● Directions for this task:
Omit every picture and write out the rest of the records exactly.

·····

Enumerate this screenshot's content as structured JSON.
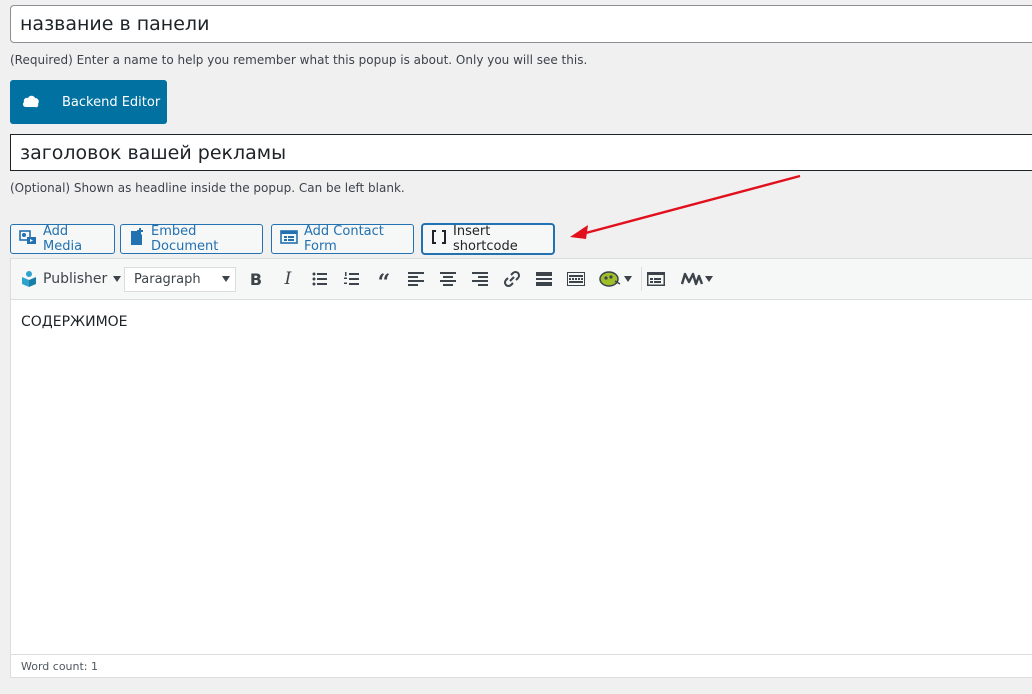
{
  "name_field": {
    "value": "название в панели",
    "help": "(Required) Enter a name to help you remember what this popup is about. Only you will see this."
  },
  "backend_editor": {
    "label": "Backend Editor"
  },
  "headline_field": {
    "value": "заголовок вашей рекламы",
    "help": "(Optional) Shown as headline inside the popup. Can be left blank."
  },
  "media_buttons": {
    "add_media": "Add Media",
    "embed_document": "Embed Document",
    "add_contact_form": "Add Contact Form",
    "insert_shortcode": "Insert shortcode"
  },
  "toolbar": {
    "publisher": "Publisher",
    "format_select": "Paragraph",
    "buttons": [
      "bold-icon",
      "italic-icon",
      "bullet-list-icon",
      "numbered-list-icon",
      "blockquote-icon",
      "align-left-icon",
      "align-center-icon",
      "align-right-icon",
      "link-icon",
      "read-more-icon",
      "keyboard-icon",
      "plugin-icon",
      "form-icon",
      "m-logo-icon"
    ]
  },
  "editor": {
    "content": "СОДЕРЖИМОЕ",
    "word_count": "Word count: 1"
  },
  "colors": {
    "primary": "#0071a1",
    "link": "#2271b1",
    "arrow": "#e2101c"
  }
}
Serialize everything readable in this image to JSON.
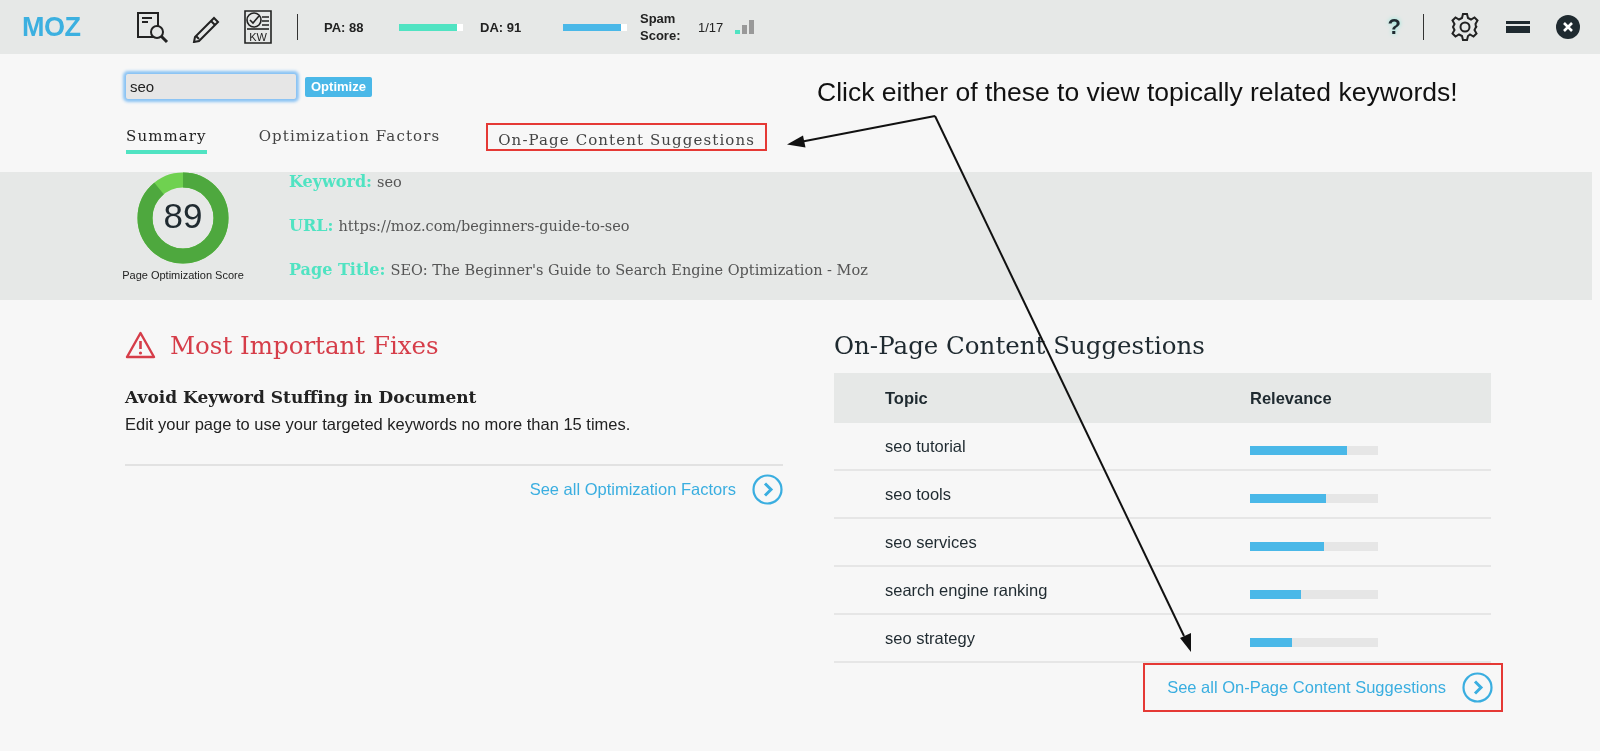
{
  "toolbar": {
    "logo": "MOZ",
    "tools": [
      {
        "kind": "page-search"
      },
      {
        "kind": "edit"
      },
      {
        "kind": "keyword-check",
        "label": "KW"
      }
    ],
    "metrics": [
      {
        "label": "PA: 88",
        "level": 0.9,
        "color": "#50e3c2"
      },
      {
        "label": "DA: 91",
        "level": 0.9,
        "color": "#4ab8e8"
      }
    ],
    "spam": {
      "label": "Spam Score:",
      "value": "1/17"
    },
    "actions": [
      {
        "kind": "help",
        "text": "?"
      },
      {
        "kind": "settings"
      },
      {
        "kind": "minimize"
      },
      {
        "kind": "close"
      }
    ]
  },
  "search": {
    "value": "seo",
    "button": "Optimize"
  },
  "tabs": [
    {
      "label": "Summary",
      "selected": true,
      "highlighted": false
    },
    {
      "label": "Optimization Factors",
      "selected": false,
      "highlighted": false
    },
    {
      "label": "On-Page Content Suggestions",
      "selected": false,
      "highlighted": true
    }
  ],
  "summary": {
    "score": "89",
    "score_label": "Page Optimization Score",
    "fields": [
      {
        "label": "Keyword:",
        "value": "seo"
      },
      {
        "label": "URL:",
        "value": "https://moz.com/beginners-guide-to-seo"
      },
      {
        "label": "Page Title:",
        "value": "SEO: The Beginner's Guide to Search Engine Optimization - Moz"
      }
    ]
  },
  "fixes": {
    "title": "Most Important Fixes",
    "items": [
      {
        "title": "Avoid Keyword Stuffing in Document",
        "text": "Edit your page to use your targeted keywords no more than 15 times."
      }
    ],
    "link": {
      "text": "See all Optimization Factors",
      "highlighted": false
    }
  },
  "suggestions": {
    "title": "On-Page Content Suggestions",
    "columns": [
      "Topic",
      "Relevance"
    ],
    "rows": [
      {
        "topic": "seo tutorial",
        "level": 0.76
      },
      {
        "topic": "seo tools",
        "level": 0.59
      },
      {
        "topic": "seo services",
        "level": 0.58
      },
      {
        "topic": "search engine ranking",
        "level": 0.4
      },
      {
        "topic": "seo strategy",
        "level": 0.33
      }
    ],
    "link": {
      "text": "See all On-Page Content Suggestions",
      "highlighted": true
    }
  },
  "annotation": {
    "text": "Click either of these to view topically related keywords!"
  }
}
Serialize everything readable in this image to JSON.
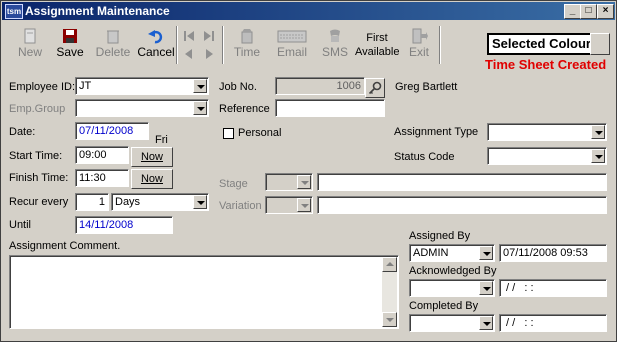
{
  "window": {
    "title": "Assignment Maintenance",
    "app_icon_text": "tsm"
  },
  "titlebar_buttons": {
    "minimize": "_",
    "maximize": "□",
    "close": "×"
  },
  "toolbar": {
    "new_label": "New",
    "save_label": "Save",
    "delete_label": "Delete",
    "cancel_label": "Cancel",
    "time_label": "Time",
    "email_label": "Email",
    "sms_label": "SMS",
    "first_available_label_1": "First",
    "first_available_label_2": "Available",
    "exit_label": "Exit"
  },
  "status": {
    "selected_colour": "Selected Colour",
    "time_sheet_created": "Time Sheet Created"
  },
  "form": {
    "employee_id_label": "Employee ID:",
    "employee_id_value": "JT",
    "emp_group_label": "Emp.Group",
    "emp_group_value": "",
    "date_label": "Date:",
    "date_value": "07/11/2008",
    "day_value": "Fri",
    "start_time_label": "Start Time:",
    "start_time_value": "09:00",
    "finish_time_label": "Finish Time:",
    "finish_time_value": "11:30",
    "now_label": "Now",
    "recur_every_label": "Recur every",
    "recur_every_value": "1",
    "recur_unit_value": "Days",
    "until_label": "Until",
    "until_value": "14/11/2008",
    "job_no_label": "Job No.",
    "job_no_value": "1006",
    "employee_name": "Greg Bartlett",
    "reference_label": "Reference",
    "reference_value": "",
    "personal_label": "Personal",
    "assignment_type_label": "Assignment Type",
    "assignment_type_value": "",
    "status_code_label": "Status Code",
    "status_code_value": "",
    "stage_label": "Stage",
    "variation_label": "Variation",
    "assignment_comment_label": "Assignment Comment.",
    "assignment_comment_value": "",
    "assigned_by_label": "Assigned By",
    "assigned_by_value": "ADMIN",
    "assigned_by_datetime": "07/11/2008 09:53",
    "acknowledged_by_label": "Acknowledged By",
    "acknowledged_by_value": "",
    "acknowledged_by_datetime": " / /   : :",
    "completed_by_label": "Completed By",
    "completed_by_value": "",
    "completed_by_datetime": " / /   : :"
  }
}
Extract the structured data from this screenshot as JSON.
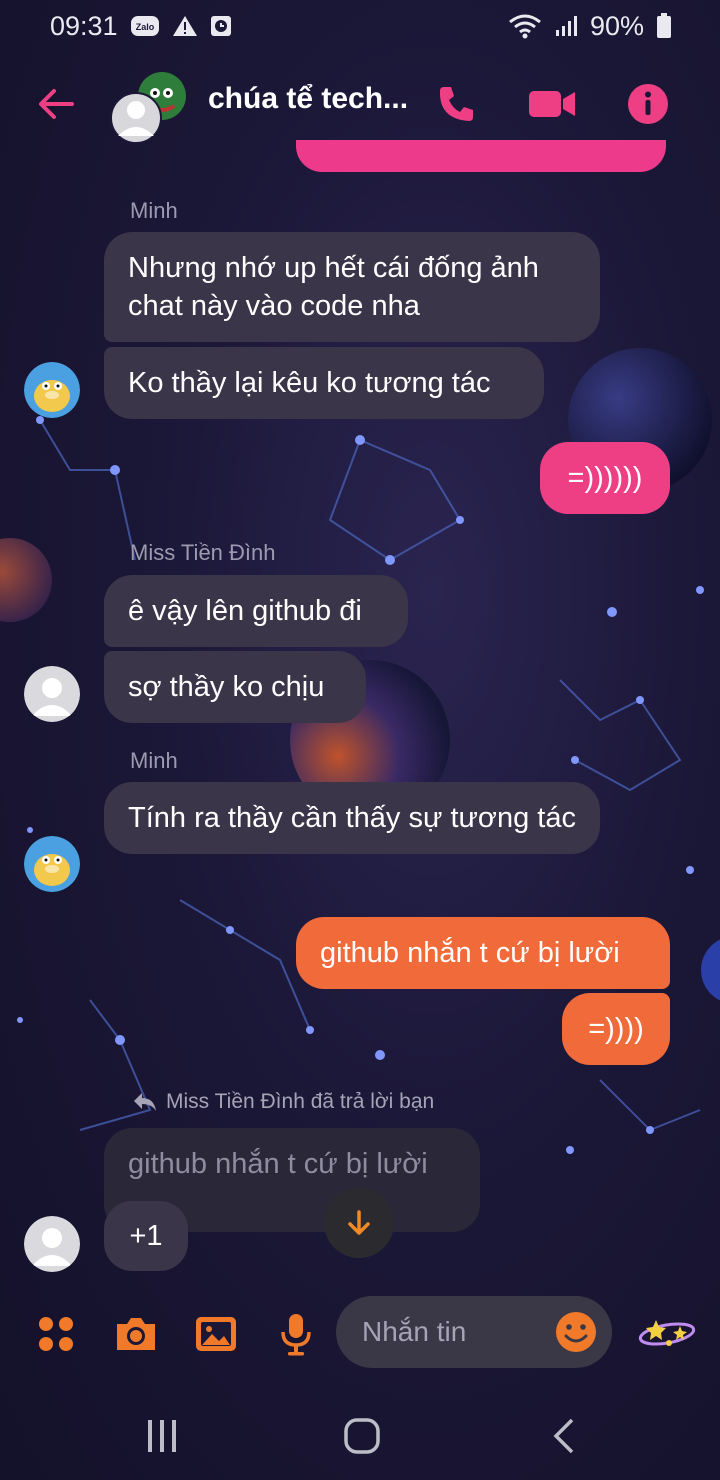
{
  "status_bar": {
    "time": "09:31",
    "notif_app": "Zalo",
    "battery": "90%"
  },
  "header": {
    "title": "chúa tể tech..."
  },
  "messages": [
    {
      "sender": "Minh",
      "lines": [
        "Nhưng nhớ up hết cái đống ảnh chat này vào code nha",
        "Ko thầy lại kêu ko tương tác"
      ]
    },
    {
      "self": "=))))))"
    },
    {
      "sender": "Miss Tiền Đình",
      "lines": [
        "ê vậy lên github đi",
        "sợ thầy ko chịu"
      ]
    },
    {
      "sender": "Minh",
      "lines": [
        "Tính ra thầy cần thấy sự tương tác"
      ]
    },
    {
      "self_lines": [
        "github nhắn t cứ bị lười",
        "=))))"
      ]
    }
  ],
  "reply": {
    "note": "Miss Tiền Đình đã trả lời bạn",
    "quoted": "github nhắn t cứ bị lười",
    "text": "+1"
  },
  "composer": {
    "placeholder": "Nhắn tin"
  },
  "colors": {
    "accent_pink": "#ee3f85",
    "accent_orange": "#f06a3a",
    "bubble_in": "#3a3548"
  }
}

·····

● Solution to this exercise:
Enumerate this screenshot's content as structured JSON.
{
  "name_field": {
    "value": "название в панели",
    "help": "(Required) Enter a name to help you remember what this popup is about. Only you will see this."
  },
  "backend_editor": {
    "label": "Backend Editor"
  },
  "headline_field": {
    "value": "заголовок вашей рекламы",
    "help": "(Optional) Shown as headline inside the popup. Can be left blank."
  },
  "media_buttons": {
    "add_media": "Add Media",
    "embed_document": "Embed Document",
    "add_contact_form": "Add Contact Form",
    "insert_shortcode": "Insert shortcode"
  },
  "toolbar": {
    "publisher": "Publisher",
    "format_select": "Paragraph",
    "buttons": [
      "bold-icon",
      "italic-icon",
      "bullet-list-icon",
      "numbered-list-icon",
      "blockquote-icon",
      "align-left-icon",
      "align-center-icon",
      "align-right-icon",
      "link-icon",
      "read-more-icon",
      "keyboard-icon",
      "plugin-icon",
      "form-icon",
      "m-logo-icon"
    ]
  },
  "editor": {
    "content": "СОДЕРЖИМОЕ",
    "word_count": "Word count: 1"
  },
  "colors": {
    "primary": "#0071a1",
    "link": "#2271b1",
    "arrow": "#e2101c"
  }
}
Serialize everything readable in this image to JSON.
{
  "toolbar": {
    "logo": "MOZ",
    "tools": [
      {
        "kind": "page-search"
      },
      {
        "kind": "edit"
      },
      {
        "kind": "keyword-check",
        "label": "KW"
      }
    ],
    "metrics": [
      {
        "label": "PA: 88",
        "level": 0.9,
        "color": "#50e3c2"
      },
      {
        "label": "DA: 91",
        "level": 0.9,
        "color": "#4ab8e8"
      }
    ],
    "spam": {
      "label": "Spam Score:",
      "value": "1/17"
    },
    "actions": [
      {
        "kind": "help",
        "text": "?"
      },
      {
        "kind": "settings"
      },
      {
        "kind": "minimize"
      },
      {
        "kind": "close"
      }
    ]
  },
  "search": {
    "value": "seo",
    "button": "Optimize"
  },
  "tabs": [
    {
      "label": "Summary",
      "selected": true,
      "highlighted": false
    },
    {
      "label": "Optimization Factors",
      "selected": false,
      "highlighted": false
    },
    {
      "label": "On-Page Content Suggestions",
      "selected": false,
      "highlighted": true
    }
  ],
  "summary": {
    "score": "89",
    "score_label": "Page Optimization Score",
    "fields": [
      {
        "label": "Keyword:",
        "value": "seo"
      },
      {
        "label": "URL:",
        "value": "https://moz.com/beginners-guide-to-seo"
      },
      {
        "label": "Page Title:",
        "value": "SEO: The Beginner's Guide to Search Engine Optimization - Moz"
      }
    ]
  },
  "fixes": {
    "title": "Most Important Fixes",
    "items": [
      {
        "title": "Avoid Keyword Stuffing in Document",
        "text": "Edit your page to use your targeted keywords no more than 15 times."
      }
    ],
    "link": {
      "text": "See all Optimization Factors",
      "highlighted": false
    }
  },
  "suggestions": {
    "title": "On-Page Content Suggestions",
    "columns": [
      "Topic",
      "Relevance"
    ],
    "rows": [
      {
        "topic": "seo tutorial",
        "level": 0.76
      },
      {
        "topic": "seo tools",
        "level": 0.59
      },
      {
        "topic": "seo services",
        "level": 0.58
      },
      {
        "topic": "search engine ranking",
        "level": 0.4
      },
      {
        "topic": "seo strategy",
        "level": 0.33
      }
    ],
    "link": {
      "text": "See all On-Page Content Suggestions",
      "highlighted": true
    }
  },
  "annotation": {
    "text": "Click either of these to view topically related keywords!"
  }
}
Serialize everything readable in this image to JSON.
{
  "window": {
    "title": "Assignment Maintenance",
    "app_icon_text": "tsm"
  },
  "titlebar_buttons": {
    "minimize": "_",
    "maximize": "□",
    "close": "×"
  },
  "toolbar": {
    "new_label": "New",
    "save_label": "Save",
    "delete_label": "Delete",
    "cancel_label": "Cancel",
    "time_label": "Time",
    "email_label": "Email",
    "sms_label": "SMS",
    "first_available_label_1": "First",
    "first_available_label_2": "Available",
    "exit_label": "Exit"
  },
  "status": {
    "selected_colour": "Selected Colour",
    "time_sheet_created": "Time Sheet Created"
  },
  "form": {
    "employee_id_label": "Employee ID:",
    "employee_id_value": "JT",
    "emp_group_label": "Emp.Group",
    "emp_group_value": "",
    "date_label": "Date:",
    "date_value": "07/11/2008",
    "day_value": "Fri",
    "start_time_label": "Start Time:",
    "start_time_value": "09:00",
    "finish_time_label": "Finish Time:",
    "finish_time_value": "11:30",
    "now_label": "Now",
    "recur_every_label": "Recur every",
    "recur_every_value": "1",
    "recur_unit_value": "Days",
    "until_label": "Until",
    "until_value": "14/11/2008",
    "job_no_label": "Job No.",
    "job_no_value": "1006",
    "employee_name": "Greg Bartlett",
    "reference_label": "Reference",
    "reference_value": "",
    "personal_label": "Personal",
    "assignment_type_label": "Assignment Type",
    "assignment_type_value": "",
    "status_code_label": "Status Code",
    "status_code_value": "",
    "stage_label": "Stage",
    "variation_label": "Variation",
    "assignment_comment_label": "Assignment Comment.",
    "assignment_comment_value": "",
    "assigned_by_label": "Assigned By",
    "assigned_by_value": "ADMIN",
    "assigned_by_datetime": "07/11/2008 09:53",
    "acknowledged_by_label": "Acknowledged By",
    "acknowledged_by_value": "",
    "acknowledged_by_datetime": " / /   : :",
    "completed_by_label": "Completed By",
    "completed_by_value": "",
    "completed_by_datetime": " / /   : :"
  }
}
Extract the structured data from this screenshot as JSON.
{
  "status_bar": {
    "time": "09:31",
    "notif_app": "Zalo",
    "battery": "90%"
  },
  "header": {
    "title": "chúa tể tech..."
  },
  "messages": [
    {
      "sender": "Minh",
      "lines": [
        "Nhưng nhớ up hết cái đống ảnh chat này vào code nha",
        "Ko thầy lại kêu ko tương tác"
      ]
    },
    {
      "self": "=))))))"
    },
    {
      "sender": "Miss Tiền Đình",
      "lines": [
        "ê vậy lên github đi",
        "sợ thầy ko chịu"
      ]
    },
    {
      "sender": "Minh",
      "lines": [
        "Tính ra thầy cần thấy sự tương tác"
      ]
    },
    {
      "self_lines": [
        "github nhắn t cứ bị lười",
        "=))))"
      ]
    }
  ],
  "reply": {
    "note": "Miss Tiền Đình đã trả lời bạn",
    "quoted": "github nhắn t cứ bị lười",
    "text": "+1"
  },
  "composer": {
    "placeholder": "Nhắn tin"
  },
  "colors": {
    "accent_pink": "#ee3f85",
    "accent_orange": "#f06a3a",
    "bubble_in": "#3a3548"
  }
}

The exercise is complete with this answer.